▸ Available records:
────────────────────
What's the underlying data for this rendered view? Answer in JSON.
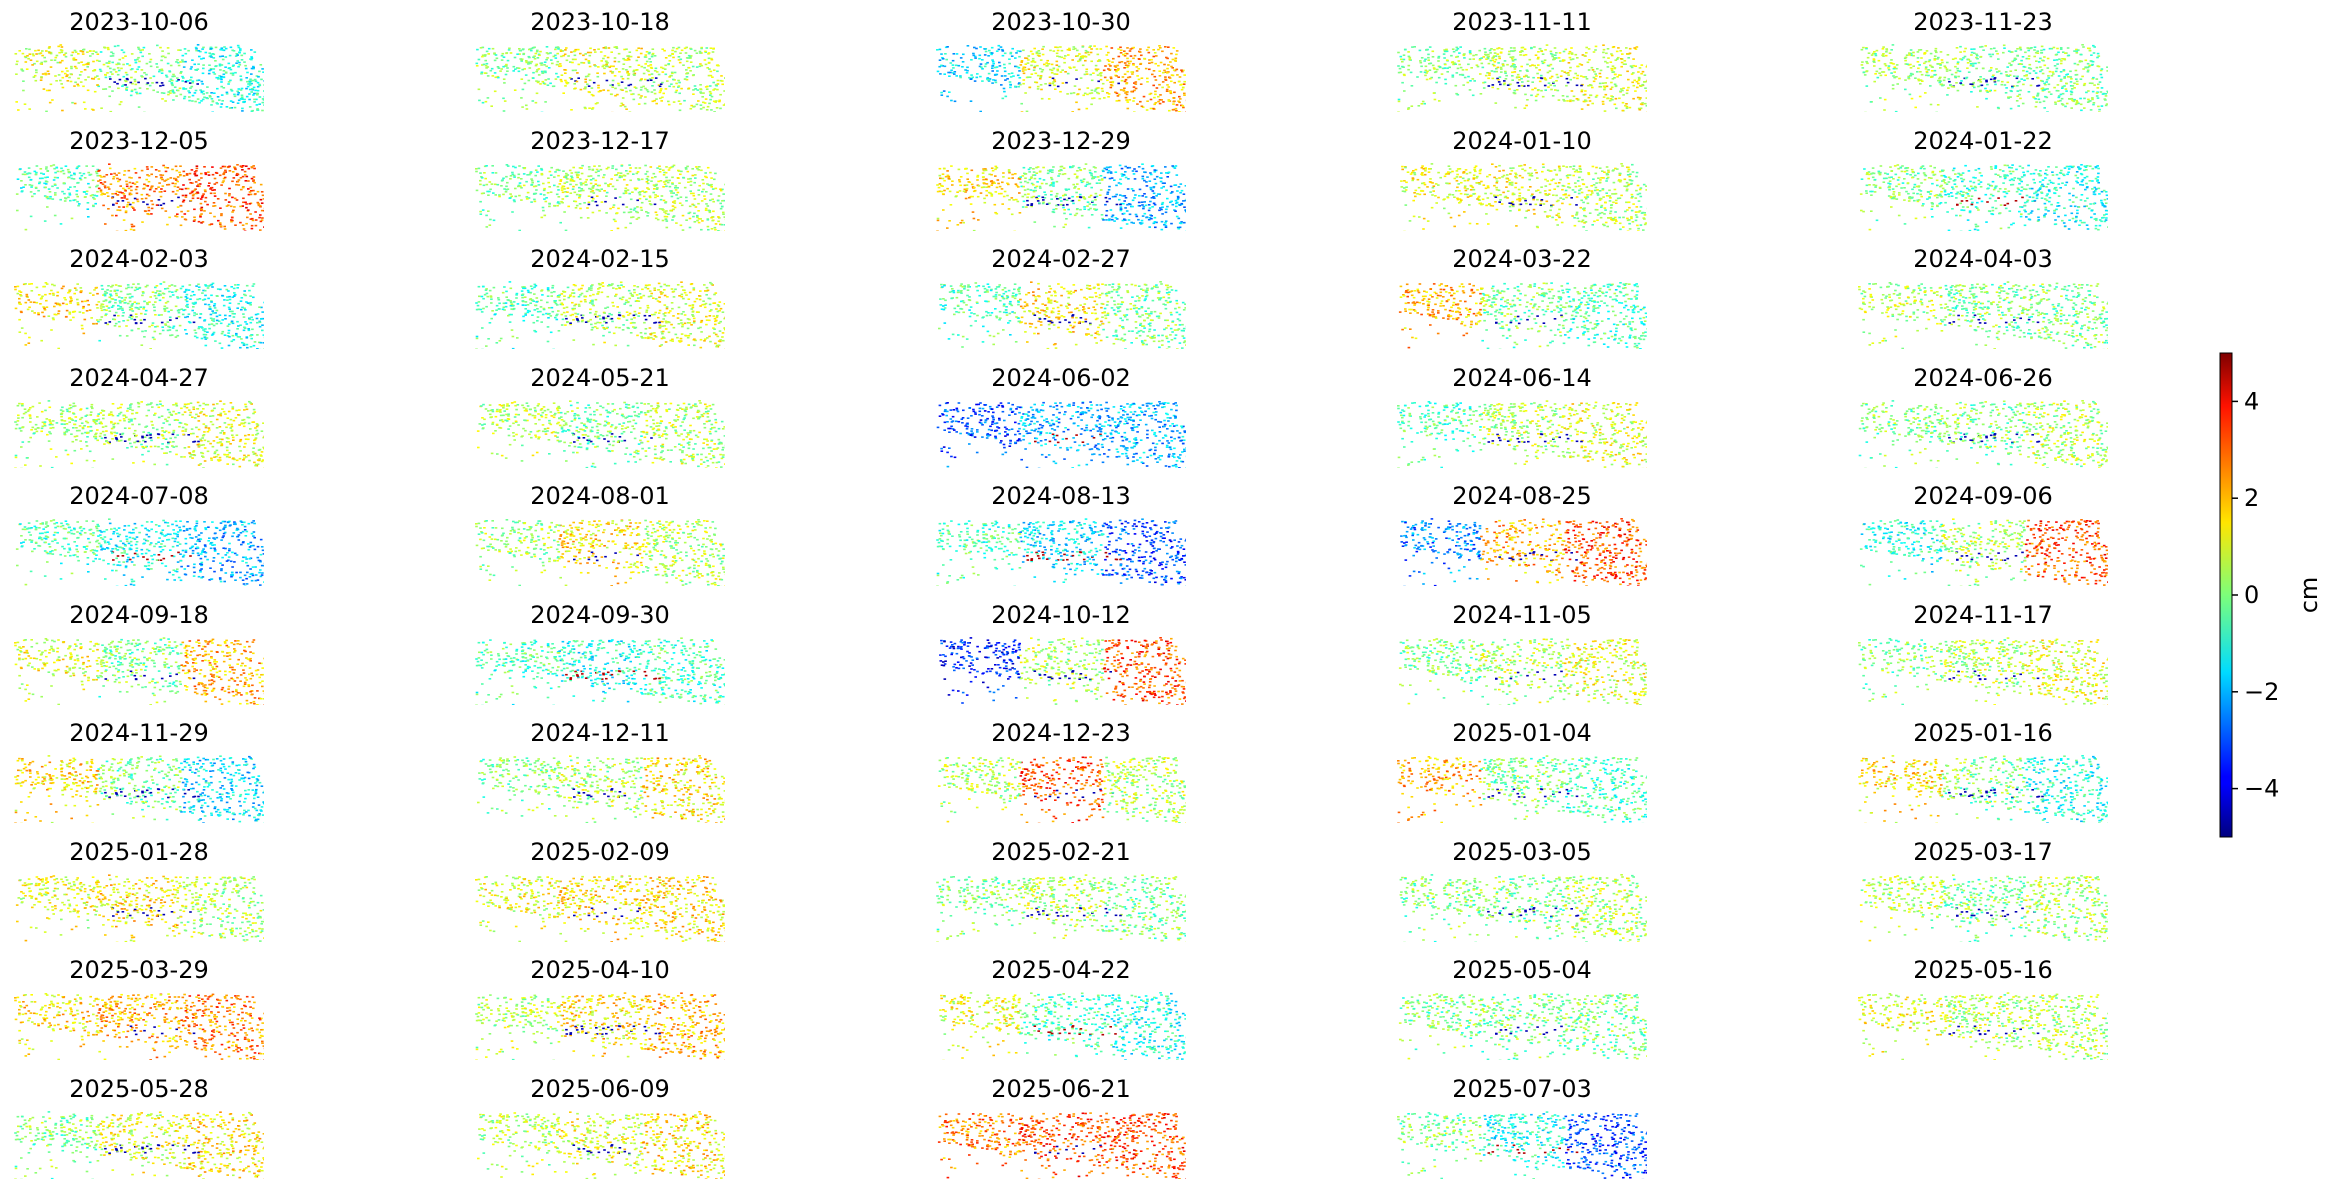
{
  "chart_data": {
    "type": "heatmap",
    "subplot_titles": [
      "2023-10-06",
      "2023-10-18",
      "2023-10-30",
      "2023-11-11",
      "2023-11-23",
      "2023-12-05",
      "2023-12-17",
      "2023-12-29",
      "2024-01-10",
      "2024-01-22",
      "2024-02-03",
      "2024-02-15",
      "2024-02-27",
      "2024-03-22",
      "2024-04-03",
      "2024-04-27",
      "2024-05-21",
      "2024-06-02",
      "2024-06-14",
      "2024-06-26",
      "2024-07-08",
      "2024-08-01",
      "2024-08-13",
      "2024-08-25",
      "2024-09-06",
      "2024-09-18",
      "2024-09-30",
      "2024-10-12",
      "2024-11-05",
      "2024-11-17",
      "2024-11-29",
      "2024-12-11",
      "2024-12-23",
      "2025-01-04",
      "2025-01-16",
      "2025-01-28",
      "2025-02-09",
      "2025-02-21",
      "2025-03-05",
      "2025-03-17",
      "2025-03-29",
      "2025-04-10",
      "2025-04-22",
      "2025-05-04",
      "2025-05-16",
      "2025-05-28",
      "2025-06-09",
      "2025-06-21",
      "2025-07-03"
    ],
    "panel_tone": [
      [
        1,
        0,
        -1
      ],
      [
        0,
        1,
        0.5
      ],
      [
        -1.5,
        1,
        2
      ],
      [
        0,
        0.5,
        1
      ],
      [
        0.3,
        0,
        0
      ],
      [
        -0.5,
        2.5,
        3
      ],
      [
        0,
        0.5,
        0.5
      ],
      [
        1.5,
        0,
        -2
      ],
      [
        1,
        1,
        0.5
      ],
      [
        0,
        -0.5,
        -1
      ],
      [
        1.5,
        0,
        -1
      ],
      [
        -0.5,
        0.5,
        1
      ],
      [
        -0.5,
        1.5,
        0
      ],
      [
        2,
        0,
        -0.5
      ],
      [
        0.5,
        0,
        0
      ],
      [
        0.3,
        0.3,
        1
      ],
      [
        0.5,
        0,
        0.5
      ],
      [
        -3,
        -2,
        -2
      ],
      [
        -0.5,
        0.5,
        1
      ],
      [
        0,
        0,
        0.5
      ],
      [
        -0.5,
        -1,
        -2
      ],
      [
        0.3,
        1.5,
        0.5
      ],
      [
        -0.5,
        -1.5,
        -3
      ],
      [
        -2.5,
        2,
        3
      ],
      [
        -1,
        0.5,
        3
      ],
      [
        1,
        0,
        2
      ],
      [
        -0.5,
        -1,
        -0.5
      ],
      [
        -3.5,
        0.5,
        3
      ],
      [
        0,
        0.5,
        1
      ],
      [
        0,
        0.5,
        1
      ],
      [
        1.5,
        0,
        -1.5
      ],
      [
        0,
        0.5,
        1.5
      ],
      [
        0.5,
        3,
        0.5
      ],
      [
        2,
        0,
        -0.5
      ],
      [
        1.5,
        0,
        -1
      ],
      [
        1,
        1.5,
        0.5
      ],
      [
        1,
        1.5,
        1.5
      ],
      [
        0,
        0.5,
        0
      ],
      [
        0,
        0,
        0.5
      ],
      [
        0.5,
        0,
        0.5
      ],
      [
        1.5,
        2,
        2.5
      ],
      [
        0.5,
        1.5,
        2
      ],
      [
        1,
        -0.5,
        -1
      ],
      [
        0,
        0,
        0
      ],
      [
        1,
        0.5,
        0.5
      ],
      [
        0,
        1,
        1.5
      ],
      [
        0.5,
        1,
        1.5
      ],
      [
        2.5,
        3,
        3
      ],
      [
        0,
        -1,
        -3
      ]
    ],
    "colorbar": {
      "label": "cm",
      "colormap": "jet",
      "vmin": -5,
      "vmax": 5,
      "ticks": [
        -4,
        -2,
        0,
        2,
        4
      ],
      "tick_labels": [
        "−4",
        "−2",
        "0",
        "2",
        "4"
      ]
    },
    "grid": {
      "rows": 10,
      "cols": 5
    }
  }
}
────────────────────
Every line of the material is to be quoted exactly, with no pictures carried over.

What's the underlying data for this rendered view? Answer in JSON.
{
  "chart_data": {
    "type": "heatmap",
    "subplot_titles": [
      "2023-10-06",
      "2023-10-18",
      "2023-10-30",
      "2023-11-11",
      "2023-11-23",
      "2023-12-05",
      "2023-12-17",
      "2023-12-29",
      "2024-01-10",
      "2024-01-22",
      "2024-02-03",
      "2024-02-15",
      "2024-02-27",
      "2024-03-22",
      "2024-04-03",
      "2024-04-27",
      "2024-05-21",
      "2024-06-02",
      "2024-06-14",
      "2024-06-26",
      "2024-07-08",
      "2024-08-01",
      "2024-08-13",
      "2024-08-25",
      "2024-09-06",
      "2024-09-18",
      "2024-09-30",
      "2024-10-12",
      "2024-11-05",
      "2024-11-17",
      "2024-11-29",
      "2024-12-11",
      "2024-12-23",
      "2025-01-04",
      "2025-01-16",
      "2025-01-28",
      "2025-02-09",
      "2025-02-21",
      "2025-03-05",
      "2025-03-17",
      "2025-03-29",
      "2025-04-10",
      "2025-04-22",
      "2025-05-04",
      "2025-05-16",
      "2025-05-28",
      "2025-06-09",
      "2025-06-21",
      "2025-07-03"
    ],
    "panel_tone": [
      [
        1,
        0,
        -1
      ],
      [
        0,
        1,
        0.5
      ],
      [
        -1.5,
        1,
        2
      ],
      [
        0,
        0.5,
        1
      ],
      [
        0.3,
        0,
        0
      ],
      [
        -0.5,
        2.5,
        3
      ],
      [
        0,
        0.5,
        0.5
      ],
      [
        1.5,
        0,
        -2
      ],
      [
        1,
        1,
        0.5
      ],
      [
        0,
        -0.5,
        -1
      ],
      [
        1.5,
        0,
        -1
      ],
      [
        -0.5,
        0.5,
        1
      ],
      [
        -0.5,
        1.5,
        0
      ],
      [
        2,
        0,
        -0.5
      ],
      [
        0.5,
        0,
        0
      ],
      [
        0.3,
        0.3,
        1
      ],
      [
        0.5,
        0,
        0.5
      ],
      [
        -3,
        -2,
        -2
      ],
      [
        -0.5,
        0.5,
        1
      ],
      [
        0,
        0,
        0.5
      ],
      [
        -0.5,
        -1,
        -2
      ],
      [
        0.3,
        1.5,
        0.5
      ],
      [
        -0.5,
        -1.5,
        -3
      ],
      [
        -2.5,
        2,
        3
      ],
      [
        -1,
        0.5,
        3
      ],
      [
        1,
        0,
        2
      ],
      [
        -0.5,
        -1,
        -0.5
      ],
      [
        -3.5,
        0.5,
        3
      ],
      [
        0,
        0.5,
        1
      ],
      [
        0,
        0.5,
        1
      ],
      [
        1.5,
        0,
        -1.5
      ],
      [
        0,
        0.5,
        1.5
      ],
      [
        0.5,
        3,
        0.5
      ],
      [
        2,
        0,
        -0.5
      ],
      [
        1.5,
        0,
        -1
      ],
      [
        1,
        1.5,
        0.5
      ],
      [
        1,
        1.5,
        1.5
      ],
      [
        0,
        0.5,
        0
      ],
      [
        0,
        0,
        0.5
      ],
      [
        0.5,
        0,
        0.5
      ],
      [
        1.5,
        2,
        2.5
      ],
      [
        0.5,
        1.5,
        2
      ],
      [
        1,
        -0.5,
        -1
      ],
      [
        0,
        0,
        0
      ],
      [
        1,
        0.5,
        0.5
      ],
      [
        0,
        1,
        1.5
      ],
      [
        0.5,
        1,
        1.5
      ],
      [
        2.5,
        3,
        3
      ],
      [
        0,
        -1,
        -3
      ]
    ],
    "colorbar": {
      "label": "cm",
      "colormap": "jet",
      "vmin": -5,
      "vmax": 5,
      "ticks": [
        -4,
        -2,
        0,
        2,
        4
      ],
      "tick_labels": [
        "−4",
        "−2",
        "0",
        "2",
        "4"
      ]
    },
    "grid": {
      "rows": 10,
      "cols": 5
    }
  }
}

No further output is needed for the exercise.